▶ _Exercise description_:
Print the complete set of entries exactly.

▶ _Task inputs_:

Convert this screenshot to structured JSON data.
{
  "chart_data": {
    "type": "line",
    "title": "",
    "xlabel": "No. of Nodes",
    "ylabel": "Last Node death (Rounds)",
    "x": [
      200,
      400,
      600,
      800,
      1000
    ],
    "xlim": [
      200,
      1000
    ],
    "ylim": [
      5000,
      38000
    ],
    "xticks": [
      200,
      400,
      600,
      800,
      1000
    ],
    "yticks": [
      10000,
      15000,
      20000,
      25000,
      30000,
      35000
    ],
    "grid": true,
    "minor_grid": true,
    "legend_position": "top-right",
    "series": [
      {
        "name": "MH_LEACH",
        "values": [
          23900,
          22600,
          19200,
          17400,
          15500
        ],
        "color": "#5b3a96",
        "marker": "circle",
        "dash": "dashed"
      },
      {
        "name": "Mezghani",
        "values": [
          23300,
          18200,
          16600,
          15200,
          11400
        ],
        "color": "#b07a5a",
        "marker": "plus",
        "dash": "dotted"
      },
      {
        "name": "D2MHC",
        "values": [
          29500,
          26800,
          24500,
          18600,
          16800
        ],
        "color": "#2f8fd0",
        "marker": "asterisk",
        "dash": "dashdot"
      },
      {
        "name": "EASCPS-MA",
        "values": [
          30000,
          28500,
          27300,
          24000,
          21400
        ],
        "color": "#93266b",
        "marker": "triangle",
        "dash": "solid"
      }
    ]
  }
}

▶ _Output below_:
Convert this screenshot to structured JSON data.
{
  "chart_data": {
    "type": "line",
    "title": "",
    "xlabel": "No. of Nodes",
    "ylabel": "Last Node death (Rounds)",
    "x": [
      200,
      400,
      600,
      800,
      1000
    ],
    "xlim": [
      200,
      1000
    ],
    "ylim": [
      5000,
      38000
    ],
    "xticks": [
      200,
      400,
      600,
      800,
      1000
    ],
    "yticks": [
      10000,
      15000,
      20000,
      25000,
      30000,
      35000
    ],
    "grid": true,
    "minor_grid": true,
    "legend_position": "top-right",
    "series": [
      {
        "name": "MH_LEACH",
        "values": [
          23900,
          22600,
          19200,
          17400,
          15500
        ],
        "color": "#5b3a96",
        "marker": "circle",
        "dash": "dashed"
      },
      {
        "name": "Mezghani",
        "values": [
          23300,
          18200,
          16600,
          15200,
          11400
        ],
        "color": "#b07a5a",
        "marker": "plus",
        "dash": "dotted"
      },
      {
        "name": "D2MHC",
        "values": [
          29500,
          26800,
          24500,
          18600,
          16800
        ],
        "color": "#2f8fd0",
        "marker": "asterisk",
        "dash": "dashdot"
      },
      {
        "name": "EASCPS-MA",
        "values": [
          30000,
          28500,
          27300,
          24000,
          21400
        ],
        "color": "#93266b",
        "marker": "triangle",
        "dash": "solid"
      }
    ]
  }
}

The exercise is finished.